* begin Given records *
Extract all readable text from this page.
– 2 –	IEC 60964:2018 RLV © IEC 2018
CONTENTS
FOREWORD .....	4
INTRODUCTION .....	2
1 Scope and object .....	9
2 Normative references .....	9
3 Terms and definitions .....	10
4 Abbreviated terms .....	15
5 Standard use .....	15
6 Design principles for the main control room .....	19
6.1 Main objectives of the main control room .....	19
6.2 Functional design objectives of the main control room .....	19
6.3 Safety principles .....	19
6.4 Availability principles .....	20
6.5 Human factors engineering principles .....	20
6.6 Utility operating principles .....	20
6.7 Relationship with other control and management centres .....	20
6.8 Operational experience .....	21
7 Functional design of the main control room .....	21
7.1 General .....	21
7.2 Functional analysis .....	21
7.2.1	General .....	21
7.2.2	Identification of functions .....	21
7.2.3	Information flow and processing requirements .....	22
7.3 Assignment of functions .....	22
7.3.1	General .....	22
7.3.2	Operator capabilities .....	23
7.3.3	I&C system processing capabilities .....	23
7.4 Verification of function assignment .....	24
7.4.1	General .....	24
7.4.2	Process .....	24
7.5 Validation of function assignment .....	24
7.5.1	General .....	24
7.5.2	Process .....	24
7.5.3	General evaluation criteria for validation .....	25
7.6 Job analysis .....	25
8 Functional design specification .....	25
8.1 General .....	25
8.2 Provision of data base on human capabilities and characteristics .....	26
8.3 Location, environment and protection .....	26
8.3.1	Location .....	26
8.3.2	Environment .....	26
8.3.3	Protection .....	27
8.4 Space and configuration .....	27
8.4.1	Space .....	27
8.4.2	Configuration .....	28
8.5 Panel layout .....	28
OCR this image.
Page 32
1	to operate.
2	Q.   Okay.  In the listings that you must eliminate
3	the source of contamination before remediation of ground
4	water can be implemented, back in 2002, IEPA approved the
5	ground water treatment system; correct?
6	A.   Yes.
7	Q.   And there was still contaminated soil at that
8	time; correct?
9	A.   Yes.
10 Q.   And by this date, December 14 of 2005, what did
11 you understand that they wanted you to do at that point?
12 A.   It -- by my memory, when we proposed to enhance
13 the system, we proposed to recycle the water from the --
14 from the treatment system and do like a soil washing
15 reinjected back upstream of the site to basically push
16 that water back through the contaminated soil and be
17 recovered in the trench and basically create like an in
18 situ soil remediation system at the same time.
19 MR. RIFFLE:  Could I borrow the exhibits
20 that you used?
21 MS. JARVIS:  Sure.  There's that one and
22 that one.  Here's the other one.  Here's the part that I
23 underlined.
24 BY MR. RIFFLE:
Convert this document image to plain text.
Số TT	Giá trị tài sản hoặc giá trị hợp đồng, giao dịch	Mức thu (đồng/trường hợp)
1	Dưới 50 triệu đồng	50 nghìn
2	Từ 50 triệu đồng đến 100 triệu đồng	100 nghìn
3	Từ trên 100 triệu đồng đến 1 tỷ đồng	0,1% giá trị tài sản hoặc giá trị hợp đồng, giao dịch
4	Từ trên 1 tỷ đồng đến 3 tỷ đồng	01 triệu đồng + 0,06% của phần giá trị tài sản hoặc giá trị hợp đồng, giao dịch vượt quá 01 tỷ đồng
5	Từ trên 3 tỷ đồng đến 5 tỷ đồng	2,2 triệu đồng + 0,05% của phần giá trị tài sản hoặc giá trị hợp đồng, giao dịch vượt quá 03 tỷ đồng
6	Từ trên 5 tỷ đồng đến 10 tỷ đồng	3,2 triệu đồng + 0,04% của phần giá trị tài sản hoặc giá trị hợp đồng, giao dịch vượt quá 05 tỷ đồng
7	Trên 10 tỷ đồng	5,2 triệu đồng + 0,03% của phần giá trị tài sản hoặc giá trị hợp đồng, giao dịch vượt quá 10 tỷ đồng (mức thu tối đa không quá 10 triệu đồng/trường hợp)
* end Given records *
» Problem description:
Tell how many lines of the data above hold the string "General". Give only the number.

» Output for this task:
7